* BEGIN *

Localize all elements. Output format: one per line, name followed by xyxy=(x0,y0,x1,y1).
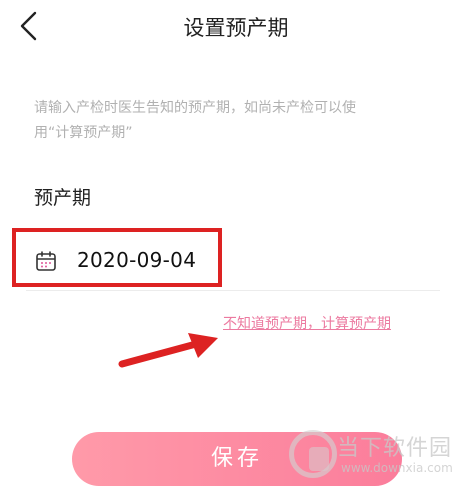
due-date-label: 预产期 xyxy=(34,187,92,209)
hint-line-1: 请输入产检时医生告知的预产期，如尚未产检可以使 xyxy=(34,100,356,116)
watermark-url: www.downxia.com xyxy=(341,461,453,475)
page-title: 设置预产期 xyxy=(183,16,289,40)
watermark-circle-icon xyxy=(289,430,337,478)
annotation-highlight-box xyxy=(12,228,222,287)
field-divider xyxy=(26,290,440,291)
hint-line-2: 用“计算预产期” xyxy=(34,125,133,141)
watermark-logo: 当下软件园 www.downxia.com xyxy=(287,428,467,488)
nav-header: 设置预产期 xyxy=(0,0,472,52)
set-due-date-page: 设置预产期 请输入产检时医生告知的预产期，如尚未产检可以使 用“计算预产期” 预… xyxy=(0,0,472,496)
watermark-name: 当下软件园 xyxy=(337,436,453,461)
annotation-arrow-icon xyxy=(118,333,218,368)
hint-text: 请输入产检时医生告知的预产期，如尚未产检可以使 用“计算预产期” xyxy=(34,96,434,146)
calculate-due-date-link[interactable]: 不知道预产期，计算预产期 xyxy=(223,313,391,333)
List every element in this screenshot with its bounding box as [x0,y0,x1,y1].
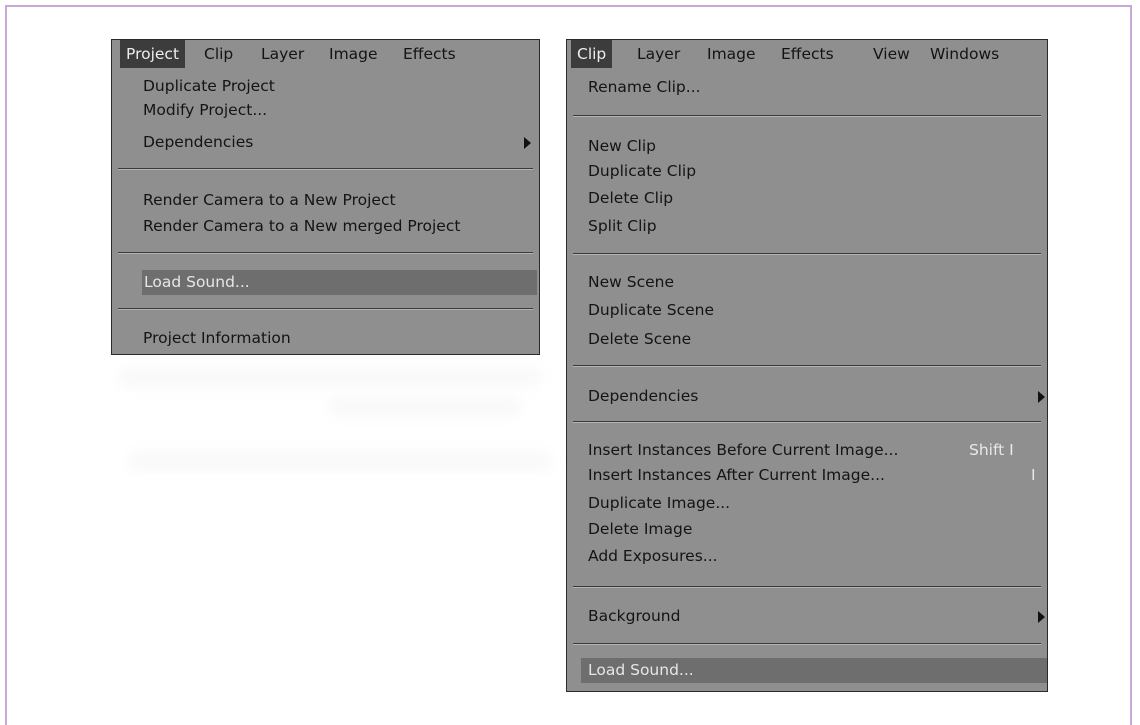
menu-item-label: Duplicate Clip [588,162,697,180]
menu-separator [573,643,1041,645]
menu-item-delete-clip[interactable]: Delete Clip [567,186,1047,211]
menu-item-label: Render Camera to a New merged Project [143,217,461,235]
menu-item-duplicate-scene[interactable]: Duplicate Scene [567,298,1047,323]
menu-item-render-camera-new-project[interactable]: Render Camera to a New Project [112,188,539,213]
menubar-effects[interactable]: Effects [397,40,462,68]
faded-background-text [130,452,550,470]
menu-item-label: Background [588,607,681,625]
menu-item-label: Modify Project... [143,101,268,119]
menu-item-label: Delete Scene [588,330,692,348]
menu-item-label: Add Exposures... [588,547,718,565]
menu-item-label: Delete Clip [588,189,674,207]
menu-separator [118,252,533,254]
menu-item-split-clip[interactable]: Split Clip [567,214,1047,239]
submenu-arrow-icon [1038,611,1045,623]
menubar-image[interactable]: Image [323,40,384,68]
menu-item-delete-scene[interactable]: Delete Scene [567,327,1047,352]
menu-item-delete-image[interactable]: Delete Image [567,517,1047,542]
menu-item-label: Load Sound... [588,661,694,679]
menu-item-new-scene[interactable]: New Scene [567,270,1047,295]
submenu-arrow-icon [524,137,531,149]
menu-item-render-camera-merged-project[interactable]: Render Camera to a New merged Project [112,214,539,239]
menu-item-shortcut: I [1031,466,1036,484]
menubar-project[interactable]: Project [120,40,186,68]
menu-separator [573,253,1041,255]
menu-item-label: Insert Instances After Current Image... [588,466,885,484]
menubar-effects[interactable]: Effects [775,40,840,68]
submenu-arrow-icon [1038,391,1045,403]
menu-separator [118,308,533,310]
menubar-layer[interactable]: Layer [631,40,686,68]
menu-item-label: Duplicate Scene [588,301,715,319]
menu-item-load-sound[interactable]: Load Sound... [142,270,537,295]
menu-item-dependencies[interactable]: Dependencies [112,130,539,155]
menu-item-new-clip[interactable]: New Clip [567,134,1047,159]
menu-separator [573,421,1041,423]
menubar-layer[interactable]: Layer [255,40,310,68]
menu-item-label: Duplicate Image... [588,494,731,512]
menu-item-label: Project Information [143,329,291,347]
menu-item-label: Delete Image [588,520,693,538]
menu-item-label: Load Sound... [144,273,250,291]
menu-item-background[interactable]: Background [567,604,1047,629]
faded-background-text [330,398,520,416]
menu-item-project-information[interactable]: Project Information [112,326,539,351]
faded-background-text [120,368,540,386]
menubar-windows[interactable]: Windows [924,40,1005,68]
menu-separator [573,365,1041,367]
menu-item-insert-instances-after[interactable]: Insert Instances After Current Image... … [567,463,1047,488]
menu-item-label: Split Clip [588,217,657,235]
menu-item-label: Insert Instances Before Current Image... [588,441,899,459]
menu-item-label: Duplicate Project [143,77,275,95]
menu-item-duplicate-image[interactable]: Duplicate Image... [567,491,1047,516]
menu-item-duplicate-clip[interactable]: Duplicate Clip [567,159,1047,184]
menu-separator [573,115,1041,117]
menu-item-load-sound[interactable]: Load Sound... [581,658,1047,683]
menubar-view[interactable]: View [867,40,916,68]
menu-item-add-exposures[interactable]: Add Exposures... [567,544,1047,569]
menu-item-label: Dependencies [143,133,254,151]
menu-item-label: Render Camera to a New Project [143,191,396,209]
menu-item-dependencies[interactable]: Dependencies [567,384,1047,409]
menubar-left: Project Clip Layer Image Effects [112,40,539,68]
menubar-image[interactable]: Image [701,40,762,68]
menu-item-rename-clip[interactable]: Rename Clip... [567,75,1047,100]
menu-item-shortcut: Shift I [969,441,1014,459]
menu-item-label: Rename Clip... [588,78,701,96]
clip-menu-panel: Clip Layer Image Effects View Windows Re… [566,39,1048,692]
menu-separator [573,586,1041,588]
menubar-right: Clip Layer Image Effects View Windows [567,40,1047,68]
menubar-clip[interactable]: Clip [198,40,239,68]
menu-item-duplicate-project[interactable]: Duplicate Project [112,74,539,99]
project-menu-panel: Project Clip Layer Image Effects Duplica… [111,39,540,355]
menu-separator [118,168,533,170]
menu-item-label: Dependencies [588,387,699,405]
menu-item-label: New Clip [588,137,657,155]
menu-item-insert-instances-before[interactable]: Insert Instances Before Current Image...… [567,438,1047,463]
menubar-clip[interactable]: Clip [571,40,613,68]
menu-item-label: New Scene [588,273,674,291]
menu-item-modify-project[interactable]: Modify Project... [112,98,539,123]
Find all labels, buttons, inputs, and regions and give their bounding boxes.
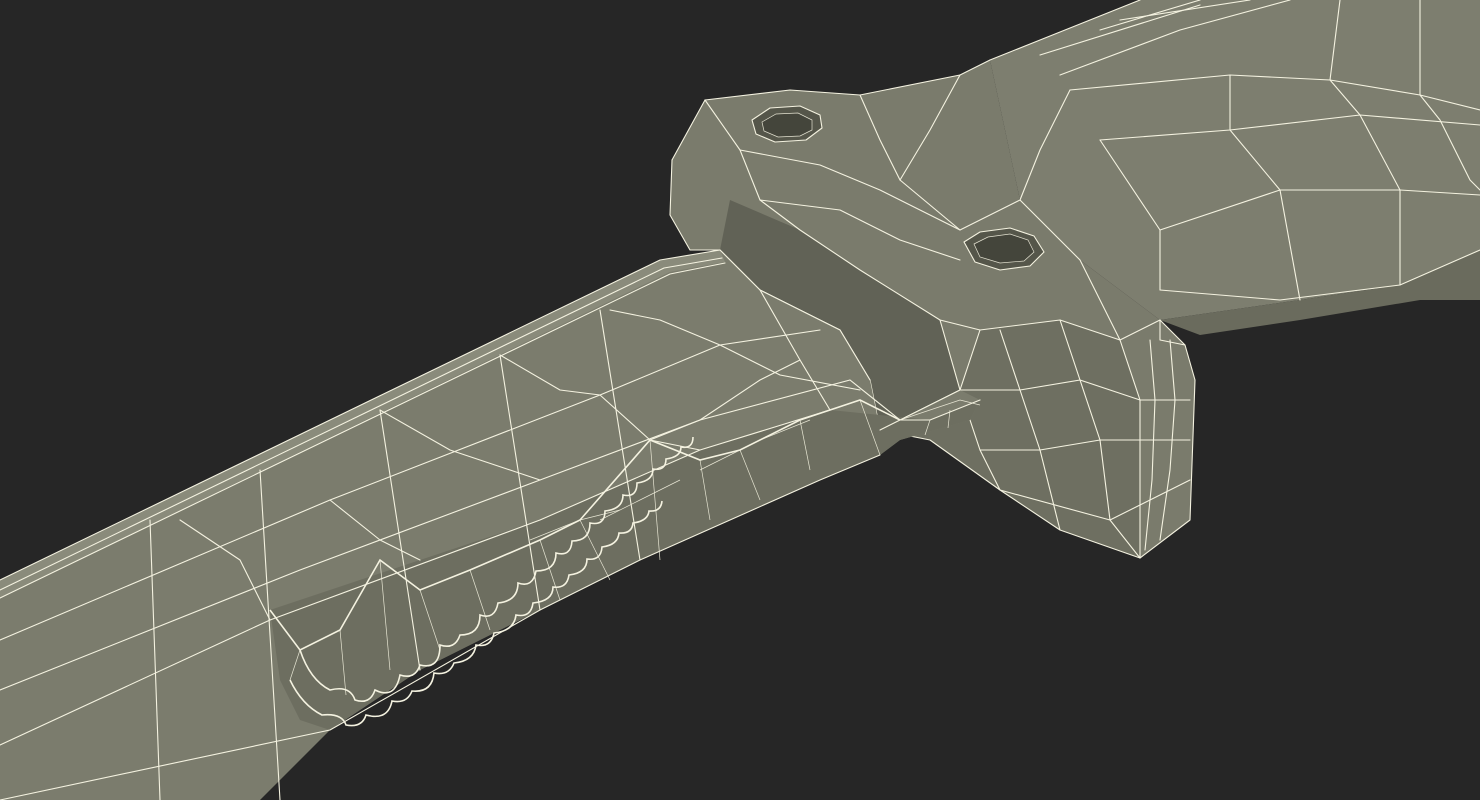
knife-model [0, 0, 1480, 800]
blade [0, 249, 981, 800]
viewport-3d [0, 0, 1480, 800]
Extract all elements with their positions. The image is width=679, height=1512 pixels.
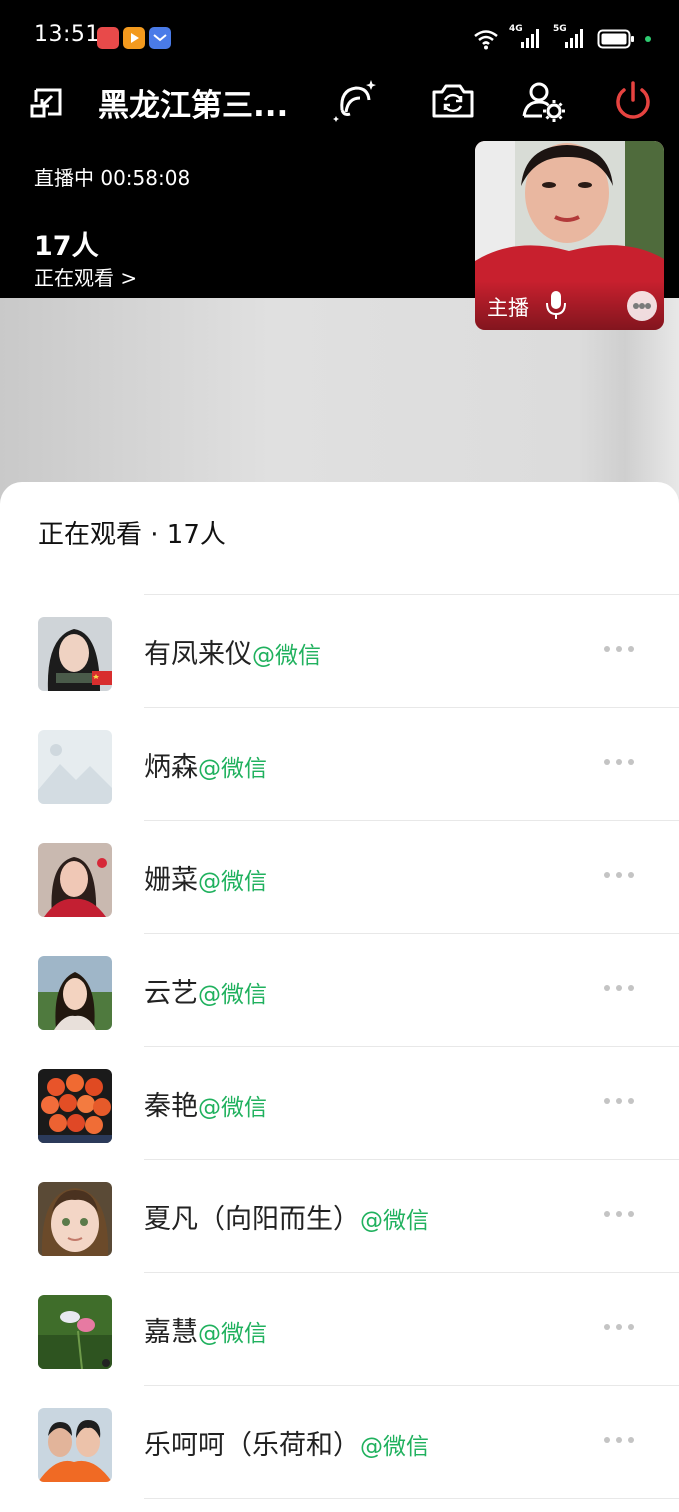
watching-link[interactable]: 正在观看 > bbox=[34, 262, 137, 291]
row-more-icon[interactable] bbox=[604, 1324, 634, 1332]
row-more-icon[interactable] bbox=[604, 985, 634, 993]
list-item[interactable]: 乐呵呵（乐荷和）@微信 bbox=[0, 1385, 679, 1498]
status-bar: 13:51 4G 5G bbox=[0, 0, 679, 75]
viewer-name: 有凤来仪@微信 bbox=[144, 632, 321, 671]
avatar bbox=[38, 617, 112, 691]
row-more-icon[interactable] bbox=[604, 872, 634, 880]
viewer-name: 云艺@微信 bbox=[144, 971, 267, 1010]
list-item[interactable]: 姗菜@微信 bbox=[0, 820, 679, 933]
system-indicators: 4G 5G bbox=[473, 24, 651, 50]
host-preview-window[interactable]: 主播 bbox=[475, 141, 664, 330]
viewer-name-text: 嘉慧 bbox=[144, 1317, 198, 1348]
beauty-filter-icon[interactable] bbox=[330, 76, 380, 126]
row-more-icon[interactable] bbox=[604, 1437, 634, 1445]
viewer-name-text: 夏凡（向阳而生） bbox=[144, 1204, 360, 1235]
viewer-source: @微信 bbox=[252, 643, 321, 669]
divider bbox=[144, 1498, 679, 1499]
minimize-window-icon[interactable] bbox=[22, 76, 72, 126]
avatar bbox=[38, 1408, 112, 1482]
viewer-count[interactable]: 17人 bbox=[34, 224, 99, 263]
battery-icon bbox=[597, 29, 634, 49]
row-more-icon[interactable] bbox=[604, 1098, 634, 1106]
row-more-icon[interactable] bbox=[604, 646, 634, 654]
viewer-source: @微信 bbox=[198, 756, 267, 782]
list-item[interactable]: 夏凡（向阳而生）@微信 bbox=[0, 1159, 679, 1272]
notification-video-icon bbox=[123, 27, 145, 49]
viewer-source: @微信 bbox=[198, 869, 267, 895]
viewer-name: 乐呵呵（乐荷和）@微信 bbox=[144, 1423, 429, 1462]
online-dot-icon bbox=[645, 36, 651, 42]
list-item[interactable]: 炳森@微信 bbox=[0, 707, 679, 820]
wifi-icon bbox=[474, 30, 498, 50]
member-settings-icon[interactable] bbox=[518, 76, 568, 126]
list-item[interactable]: 云艺@微信 bbox=[0, 933, 679, 1046]
viewer-name-text: 秦艳 bbox=[144, 1091, 198, 1122]
divider bbox=[144, 594, 679, 595]
notification-mail-icon bbox=[149, 27, 171, 49]
viewer-source: @微信 bbox=[360, 1208, 429, 1234]
viewer-name: 姗菜@微信 bbox=[144, 858, 267, 897]
sheet-title: 正在观看 · 17人 bbox=[38, 520, 226, 550]
divider bbox=[144, 1046, 679, 1047]
viewer-name: 炳森@微信 bbox=[144, 745, 267, 784]
divider bbox=[144, 933, 679, 934]
divider bbox=[144, 820, 679, 821]
list-item[interactable]: 嘉慧@微信 bbox=[0, 1272, 679, 1385]
divider bbox=[144, 1272, 679, 1273]
viewer-source: @微信 bbox=[360, 1434, 429, 1460]
avatar bbox=[38, 1295, 112, 1369]
notification-app-icon bbox=[97, 27, 119, 49]
row-more-icon[interactable] bbox=[604, 759, 634, 767]
viewer-name: 嘉慧@微信 bbox=[144, 1310, 267, 1349]
signal-5g-icon: 5G bbox=[553, 24, 587, 50]
viewer-name: 夏凡（向阳而生）@微信 bbox=[144, 1197, 429, 1236]
divider bbox=[144, 1385, 679, 1386]
avatar bbox=[38, 956, 112, 1030]
viewer-name-text: 乐呵呵（乐荷和） bbox=[144, 1430, 360, 1461]
status-time: 13:51 bbox=[34, 22, 100, 47]
list-item[interactable]: 秦艳@微信 bbox=[0, 1046, 679, 1159]
host-label: 主播 bbox=[487, 296, 529, 320]
list-item[interactable]: 有凤来仪@微信 bbox=[0, 594, 679, 707]
viewer-source: @微信 bbox=[198, 982, 267, 1008]
viewer-source: @微信 bbox=[198, 1321, 267, 1347]
switch-camera-icon[interactable] bbox=[428, 76, 478, 126]
live-title: 黑龙江第三... bbox=[98, 88, 289, 124]
avatar bbox=[38, 1182, 112, 1256]
more-options-icon[interactable] bbox=[627, 291, 657, 321]
avatar bbox=[38, 843, 112, 917]
divider bbox=[144, 1159, 679, 1160]
live-duration: 直播中 00:58:08 bbox=[34, 166, 191, 190]
avatar bbox=[38, 1069, 112, 1143]
microphone-icon[interactable] bbox=[545, 289, 567, 325]
viewer-name-text: 姗菜 bbox=[144, 865, 198, 896]
divider bbox=[144, 707, 679, 708]
viewer-name-text: 炳森 bbox=[144, 752, 198, 783]
viewer-name-text: 有凤来仪 bbox=[144, 639, 252, 670]
signal-4g-icon: 4G bbox=[509, 24, 543, 50]
viewer-name-text: 云艺 bbox=[144, 978, 198, 1009]
row-more-icon[interactable] bbox=[604, 1211, 634, 1219]
viewer-name: 秦艳@微信 bbox=[144, 1084, 267, 1123]
end-live-power-icon[interactable] bbox=[608, 76, 658, 126]
avatar-placeholder bbox=[38, 730, 112, 804]
viewer-source: @微信 bbox=[198, 1095, 267, 1121]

* END *

__What you should do__. Could you retype the lines above, from the one containing "knife-model [0, 0, 1480, 800]" through the one containing "Extract all elements", inclusive, without any changes?

__Full solution__.
knife-model [0, 0, 1480, 800]
blade [0, 249, 981, 800]
viewport-3d [0, 0, 1480, 800]
Extract all elements with their positions. The image is width=679, height=1512 pixels.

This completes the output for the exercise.